- What you need to do -
Pull every line containing "condition" from the entries.

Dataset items
+++

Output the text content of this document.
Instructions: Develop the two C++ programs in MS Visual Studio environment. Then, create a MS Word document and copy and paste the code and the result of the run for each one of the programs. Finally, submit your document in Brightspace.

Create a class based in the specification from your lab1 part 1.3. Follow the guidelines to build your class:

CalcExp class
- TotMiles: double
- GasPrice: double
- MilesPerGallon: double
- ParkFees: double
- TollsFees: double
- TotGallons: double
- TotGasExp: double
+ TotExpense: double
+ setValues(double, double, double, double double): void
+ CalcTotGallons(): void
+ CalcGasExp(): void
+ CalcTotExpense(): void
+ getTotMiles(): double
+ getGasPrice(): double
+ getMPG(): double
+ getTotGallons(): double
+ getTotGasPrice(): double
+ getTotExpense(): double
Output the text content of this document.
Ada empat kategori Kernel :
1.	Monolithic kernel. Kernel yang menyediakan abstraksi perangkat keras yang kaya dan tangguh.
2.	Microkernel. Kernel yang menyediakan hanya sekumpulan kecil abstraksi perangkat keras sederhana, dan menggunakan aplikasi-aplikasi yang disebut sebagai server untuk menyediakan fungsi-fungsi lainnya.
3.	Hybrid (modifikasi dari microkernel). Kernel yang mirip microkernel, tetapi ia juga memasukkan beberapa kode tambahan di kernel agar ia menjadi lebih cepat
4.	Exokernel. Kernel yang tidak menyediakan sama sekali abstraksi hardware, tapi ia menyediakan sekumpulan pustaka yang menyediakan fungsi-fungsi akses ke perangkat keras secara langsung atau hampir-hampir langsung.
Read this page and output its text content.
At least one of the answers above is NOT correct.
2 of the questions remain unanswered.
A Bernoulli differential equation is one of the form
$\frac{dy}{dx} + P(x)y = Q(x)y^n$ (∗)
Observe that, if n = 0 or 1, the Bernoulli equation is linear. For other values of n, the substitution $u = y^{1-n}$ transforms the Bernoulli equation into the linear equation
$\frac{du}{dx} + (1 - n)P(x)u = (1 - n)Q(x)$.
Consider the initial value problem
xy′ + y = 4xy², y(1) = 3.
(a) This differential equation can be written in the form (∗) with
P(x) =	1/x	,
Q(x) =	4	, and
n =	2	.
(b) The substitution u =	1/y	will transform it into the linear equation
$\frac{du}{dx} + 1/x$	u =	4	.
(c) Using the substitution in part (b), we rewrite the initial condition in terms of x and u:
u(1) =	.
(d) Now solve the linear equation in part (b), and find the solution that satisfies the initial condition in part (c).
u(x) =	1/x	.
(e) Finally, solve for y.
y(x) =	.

+++

- Response to this task -
(c) Using the substitution in part (b), we rewrite the initial condition in terms of x and u:
(d) Now solve the linear equation in part (b), and find the solution that satisfies the initial condition in part (c).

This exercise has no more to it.